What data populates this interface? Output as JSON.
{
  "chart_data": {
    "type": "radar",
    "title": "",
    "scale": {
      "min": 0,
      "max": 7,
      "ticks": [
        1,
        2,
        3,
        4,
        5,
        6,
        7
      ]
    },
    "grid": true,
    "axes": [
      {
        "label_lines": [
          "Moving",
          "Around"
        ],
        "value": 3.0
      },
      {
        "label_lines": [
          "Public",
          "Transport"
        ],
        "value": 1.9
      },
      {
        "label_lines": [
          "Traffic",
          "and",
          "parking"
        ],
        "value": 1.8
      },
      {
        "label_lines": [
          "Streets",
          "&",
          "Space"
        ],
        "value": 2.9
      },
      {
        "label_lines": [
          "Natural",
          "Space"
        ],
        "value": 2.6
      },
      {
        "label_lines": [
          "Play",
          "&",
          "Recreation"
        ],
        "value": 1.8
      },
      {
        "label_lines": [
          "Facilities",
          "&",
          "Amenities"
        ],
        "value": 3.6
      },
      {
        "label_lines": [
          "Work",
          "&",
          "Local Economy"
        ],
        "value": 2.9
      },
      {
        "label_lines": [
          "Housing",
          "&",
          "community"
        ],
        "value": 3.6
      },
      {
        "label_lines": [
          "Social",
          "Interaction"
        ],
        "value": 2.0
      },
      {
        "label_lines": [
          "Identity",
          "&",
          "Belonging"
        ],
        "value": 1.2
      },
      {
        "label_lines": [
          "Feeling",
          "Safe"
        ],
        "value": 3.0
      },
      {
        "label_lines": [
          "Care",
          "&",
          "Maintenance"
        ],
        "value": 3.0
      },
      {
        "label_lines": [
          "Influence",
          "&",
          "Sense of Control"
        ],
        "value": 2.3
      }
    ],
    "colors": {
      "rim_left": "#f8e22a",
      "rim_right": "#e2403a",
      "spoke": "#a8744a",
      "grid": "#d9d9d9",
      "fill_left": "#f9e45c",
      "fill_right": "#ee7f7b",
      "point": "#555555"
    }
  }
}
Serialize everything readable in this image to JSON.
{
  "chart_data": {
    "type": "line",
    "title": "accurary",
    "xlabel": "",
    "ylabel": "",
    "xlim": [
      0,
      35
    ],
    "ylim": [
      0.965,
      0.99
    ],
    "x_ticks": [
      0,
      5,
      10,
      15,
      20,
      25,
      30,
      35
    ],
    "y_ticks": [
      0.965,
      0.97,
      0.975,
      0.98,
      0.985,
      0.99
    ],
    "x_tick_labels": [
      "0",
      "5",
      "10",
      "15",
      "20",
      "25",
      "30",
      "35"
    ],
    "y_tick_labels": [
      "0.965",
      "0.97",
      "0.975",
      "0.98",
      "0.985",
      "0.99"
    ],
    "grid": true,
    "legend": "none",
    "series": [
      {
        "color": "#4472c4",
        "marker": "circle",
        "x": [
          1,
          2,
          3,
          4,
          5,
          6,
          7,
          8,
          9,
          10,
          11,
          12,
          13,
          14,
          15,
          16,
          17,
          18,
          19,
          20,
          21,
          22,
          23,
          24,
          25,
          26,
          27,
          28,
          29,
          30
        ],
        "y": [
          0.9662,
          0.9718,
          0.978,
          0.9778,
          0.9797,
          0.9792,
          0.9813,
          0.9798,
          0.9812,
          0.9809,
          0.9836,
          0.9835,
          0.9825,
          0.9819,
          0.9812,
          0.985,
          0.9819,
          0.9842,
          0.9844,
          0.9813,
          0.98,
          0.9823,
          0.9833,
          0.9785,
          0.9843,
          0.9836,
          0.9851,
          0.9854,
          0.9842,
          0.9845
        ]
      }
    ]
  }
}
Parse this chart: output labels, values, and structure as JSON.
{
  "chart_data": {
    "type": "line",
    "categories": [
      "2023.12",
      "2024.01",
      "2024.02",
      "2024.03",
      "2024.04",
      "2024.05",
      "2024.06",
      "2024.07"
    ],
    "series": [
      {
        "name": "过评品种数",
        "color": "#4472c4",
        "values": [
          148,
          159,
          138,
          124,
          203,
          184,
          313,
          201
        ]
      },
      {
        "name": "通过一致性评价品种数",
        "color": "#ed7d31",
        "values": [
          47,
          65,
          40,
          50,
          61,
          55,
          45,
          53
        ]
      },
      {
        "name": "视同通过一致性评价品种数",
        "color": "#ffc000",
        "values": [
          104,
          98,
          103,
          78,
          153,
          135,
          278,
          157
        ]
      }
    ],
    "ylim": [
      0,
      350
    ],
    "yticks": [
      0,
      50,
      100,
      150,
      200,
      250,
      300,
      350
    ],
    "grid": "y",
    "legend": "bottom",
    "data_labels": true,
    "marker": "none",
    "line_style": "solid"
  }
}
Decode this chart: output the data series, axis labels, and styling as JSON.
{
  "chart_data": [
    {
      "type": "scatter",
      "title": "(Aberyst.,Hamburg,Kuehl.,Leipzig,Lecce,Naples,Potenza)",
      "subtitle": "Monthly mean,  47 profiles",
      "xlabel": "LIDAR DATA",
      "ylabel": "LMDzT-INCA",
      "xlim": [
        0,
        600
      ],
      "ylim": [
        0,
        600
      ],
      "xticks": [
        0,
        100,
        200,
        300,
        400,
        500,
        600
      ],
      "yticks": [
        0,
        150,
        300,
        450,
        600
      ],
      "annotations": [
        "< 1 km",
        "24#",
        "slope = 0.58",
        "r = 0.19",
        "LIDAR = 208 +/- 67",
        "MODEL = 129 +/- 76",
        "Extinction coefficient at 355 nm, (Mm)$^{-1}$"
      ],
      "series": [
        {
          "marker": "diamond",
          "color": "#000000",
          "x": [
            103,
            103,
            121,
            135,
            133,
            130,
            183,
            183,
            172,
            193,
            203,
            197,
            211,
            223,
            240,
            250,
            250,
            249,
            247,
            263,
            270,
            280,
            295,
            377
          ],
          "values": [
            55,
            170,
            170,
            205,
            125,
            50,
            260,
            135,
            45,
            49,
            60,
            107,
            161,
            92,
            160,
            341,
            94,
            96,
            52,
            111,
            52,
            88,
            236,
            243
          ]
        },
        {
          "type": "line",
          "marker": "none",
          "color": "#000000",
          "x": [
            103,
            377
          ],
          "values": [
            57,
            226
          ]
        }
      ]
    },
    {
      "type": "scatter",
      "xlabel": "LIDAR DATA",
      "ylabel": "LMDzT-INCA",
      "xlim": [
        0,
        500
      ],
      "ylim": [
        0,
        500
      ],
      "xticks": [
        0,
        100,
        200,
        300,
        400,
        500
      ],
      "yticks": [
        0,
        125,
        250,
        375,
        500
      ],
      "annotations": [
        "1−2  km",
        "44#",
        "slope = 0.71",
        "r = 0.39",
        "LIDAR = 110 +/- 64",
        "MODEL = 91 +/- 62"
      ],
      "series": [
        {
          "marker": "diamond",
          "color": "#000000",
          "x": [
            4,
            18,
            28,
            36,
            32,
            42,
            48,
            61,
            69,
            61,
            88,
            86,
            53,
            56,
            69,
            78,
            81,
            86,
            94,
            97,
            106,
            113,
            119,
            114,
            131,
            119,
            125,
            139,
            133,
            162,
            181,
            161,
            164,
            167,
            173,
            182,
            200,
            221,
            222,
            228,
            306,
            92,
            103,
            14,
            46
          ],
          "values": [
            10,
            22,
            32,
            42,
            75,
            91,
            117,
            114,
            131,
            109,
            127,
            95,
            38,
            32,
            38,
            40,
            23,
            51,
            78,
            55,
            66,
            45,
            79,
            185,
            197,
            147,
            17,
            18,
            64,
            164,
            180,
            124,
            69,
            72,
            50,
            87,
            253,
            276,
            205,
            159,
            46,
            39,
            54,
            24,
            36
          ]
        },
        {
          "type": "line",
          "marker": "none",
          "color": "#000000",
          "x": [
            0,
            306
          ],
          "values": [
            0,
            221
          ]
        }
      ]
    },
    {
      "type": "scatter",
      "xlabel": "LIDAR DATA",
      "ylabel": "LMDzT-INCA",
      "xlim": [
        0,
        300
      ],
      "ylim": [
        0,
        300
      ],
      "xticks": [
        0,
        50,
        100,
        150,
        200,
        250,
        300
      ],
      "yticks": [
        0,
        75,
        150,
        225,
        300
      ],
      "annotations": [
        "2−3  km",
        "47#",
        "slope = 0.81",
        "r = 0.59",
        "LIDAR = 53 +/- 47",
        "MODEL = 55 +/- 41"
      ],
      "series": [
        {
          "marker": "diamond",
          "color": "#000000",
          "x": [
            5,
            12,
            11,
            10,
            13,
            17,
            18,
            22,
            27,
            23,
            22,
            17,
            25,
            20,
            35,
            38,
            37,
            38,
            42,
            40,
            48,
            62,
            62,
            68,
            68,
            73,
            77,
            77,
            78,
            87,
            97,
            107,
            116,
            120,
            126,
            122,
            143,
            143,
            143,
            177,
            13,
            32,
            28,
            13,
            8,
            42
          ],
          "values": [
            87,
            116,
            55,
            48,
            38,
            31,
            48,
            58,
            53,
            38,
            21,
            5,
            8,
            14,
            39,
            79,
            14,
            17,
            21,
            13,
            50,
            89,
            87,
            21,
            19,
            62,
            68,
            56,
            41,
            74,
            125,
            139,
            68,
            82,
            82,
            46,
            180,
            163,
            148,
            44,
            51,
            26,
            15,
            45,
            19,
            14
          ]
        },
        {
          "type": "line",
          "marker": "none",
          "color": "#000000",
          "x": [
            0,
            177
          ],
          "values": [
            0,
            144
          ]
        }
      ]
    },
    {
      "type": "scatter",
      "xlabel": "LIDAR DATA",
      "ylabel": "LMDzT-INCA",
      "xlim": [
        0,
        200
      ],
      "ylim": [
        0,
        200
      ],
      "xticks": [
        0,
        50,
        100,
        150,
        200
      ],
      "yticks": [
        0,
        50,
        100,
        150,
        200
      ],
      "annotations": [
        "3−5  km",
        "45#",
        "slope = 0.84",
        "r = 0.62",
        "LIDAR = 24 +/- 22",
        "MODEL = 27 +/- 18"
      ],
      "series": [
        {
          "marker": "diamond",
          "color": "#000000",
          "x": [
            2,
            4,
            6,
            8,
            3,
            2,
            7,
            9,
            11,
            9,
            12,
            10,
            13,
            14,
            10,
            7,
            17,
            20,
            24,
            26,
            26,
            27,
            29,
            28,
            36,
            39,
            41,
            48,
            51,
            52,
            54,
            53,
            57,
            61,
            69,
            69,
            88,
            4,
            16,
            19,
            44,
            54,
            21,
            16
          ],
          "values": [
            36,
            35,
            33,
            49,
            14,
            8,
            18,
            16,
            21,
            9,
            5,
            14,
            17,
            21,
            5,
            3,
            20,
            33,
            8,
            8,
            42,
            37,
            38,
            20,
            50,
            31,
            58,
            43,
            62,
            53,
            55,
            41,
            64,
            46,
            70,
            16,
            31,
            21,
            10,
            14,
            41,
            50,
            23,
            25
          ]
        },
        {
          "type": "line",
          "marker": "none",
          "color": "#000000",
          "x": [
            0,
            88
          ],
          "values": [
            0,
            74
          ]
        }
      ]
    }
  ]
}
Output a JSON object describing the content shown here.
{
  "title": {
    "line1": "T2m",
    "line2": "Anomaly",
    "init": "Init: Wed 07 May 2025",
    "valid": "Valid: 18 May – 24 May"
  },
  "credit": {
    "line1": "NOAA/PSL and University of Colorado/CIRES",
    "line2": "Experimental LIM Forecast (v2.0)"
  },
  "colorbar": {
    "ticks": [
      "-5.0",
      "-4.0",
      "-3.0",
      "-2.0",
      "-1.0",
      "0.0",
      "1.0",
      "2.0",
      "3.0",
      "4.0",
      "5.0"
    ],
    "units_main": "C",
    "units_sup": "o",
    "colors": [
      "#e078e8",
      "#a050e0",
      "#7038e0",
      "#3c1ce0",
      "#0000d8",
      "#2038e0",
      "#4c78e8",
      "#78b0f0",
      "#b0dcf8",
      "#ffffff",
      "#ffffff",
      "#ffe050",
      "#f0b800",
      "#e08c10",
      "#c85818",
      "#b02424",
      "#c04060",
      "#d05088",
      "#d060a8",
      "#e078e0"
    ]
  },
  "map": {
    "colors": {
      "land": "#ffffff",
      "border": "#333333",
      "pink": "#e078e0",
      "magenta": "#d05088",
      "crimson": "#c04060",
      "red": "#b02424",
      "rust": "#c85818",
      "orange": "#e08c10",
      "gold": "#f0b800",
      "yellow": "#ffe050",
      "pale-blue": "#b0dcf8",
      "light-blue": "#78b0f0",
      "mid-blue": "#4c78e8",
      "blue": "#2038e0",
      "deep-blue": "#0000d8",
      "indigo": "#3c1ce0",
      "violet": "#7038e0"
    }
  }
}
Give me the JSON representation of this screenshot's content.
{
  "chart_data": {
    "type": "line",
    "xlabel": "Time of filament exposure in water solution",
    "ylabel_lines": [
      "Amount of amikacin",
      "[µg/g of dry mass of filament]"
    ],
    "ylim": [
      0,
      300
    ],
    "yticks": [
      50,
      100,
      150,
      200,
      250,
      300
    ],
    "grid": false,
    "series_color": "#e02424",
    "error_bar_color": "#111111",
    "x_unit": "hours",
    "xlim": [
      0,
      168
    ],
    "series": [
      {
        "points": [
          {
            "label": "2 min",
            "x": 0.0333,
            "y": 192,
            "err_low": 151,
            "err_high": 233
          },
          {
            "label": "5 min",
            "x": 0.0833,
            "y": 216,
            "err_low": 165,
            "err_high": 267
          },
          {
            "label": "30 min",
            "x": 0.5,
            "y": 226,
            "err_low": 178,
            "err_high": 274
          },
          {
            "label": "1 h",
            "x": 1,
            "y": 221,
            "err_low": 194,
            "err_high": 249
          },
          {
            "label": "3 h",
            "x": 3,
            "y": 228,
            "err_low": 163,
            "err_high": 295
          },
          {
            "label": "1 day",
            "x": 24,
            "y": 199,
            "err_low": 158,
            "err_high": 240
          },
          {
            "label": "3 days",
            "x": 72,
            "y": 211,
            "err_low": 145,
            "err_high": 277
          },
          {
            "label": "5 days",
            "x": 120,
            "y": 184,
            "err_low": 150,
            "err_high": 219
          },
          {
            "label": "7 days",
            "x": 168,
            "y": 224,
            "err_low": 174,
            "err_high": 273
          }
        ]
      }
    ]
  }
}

*WHAT YOU ARE ASKED TO DO*: Quote exactly the line containing "Give me the" and every later line through the end of the listing, and no other lines.

*ANSWER*:
Give me the JSON representation of this screenshot's content.
{
  "chart_data": {
    "type": "line",
    "xlabel": "Time of filament exposure in water solution",
    "ylabel_lines": [
      "Amount of amikacin",
      "[µg/g of dry mass of filament]"
    ],
    "ylim": [
      0,
      300
    ],
    "yticks": [
      50,
      100,
      150,
      200,
      250,
      300
    ],
    "grid": false,
    "series_color": "#e02424",
    "error_bar_color": "#111111",
    "x_unit": "hours",
    "xlim": [
      0,
      168
    ],
    "series": [
      {
        "points": [
          {
            "label": "2 min",
            "x": 0.0333,
            "y": 192,
            "err_low": 151,
            "err_high": 233
          },
          {
            "label": "5 min",
            "x": 0.0833,
            "y": 216,
            "err_low": 165,
            "err_high": 267
          },
          {
            "label": "30 min",
            "x": 0.5,
            "y": 226,
            "err_low": 178,
            "err_high": 274
          },
          {
            "label": "1 h",
            "x": 1,
            "y": 221,
            "err_low": 194,
            "err_high": 249
          },
          {
            "label": "3 h",
            "x": 3,
            "y": 228,
            "err_low": 163,
            "err_high": 295
          },
          {
            "label": "1 day",
            "x": 24,
            "y": 199,
            "err_low": 158,
            "err_high": 240
          },
          {
            "label": "3 days",
            "x": 72,
            "y": 211,
            "err_low": 145,
            "err_high": 277
          },
          {
            "label": "5 days",
            "x": 120,
            "y": 184,
            "err_low": 150,
            "err_high": 219
          },
          {
            "label": "7 days",
            "x": 168,
            "y": 224,
            "err_low": 174,
            "err_high": 273
          }
        ]
      }
    ]
  }
}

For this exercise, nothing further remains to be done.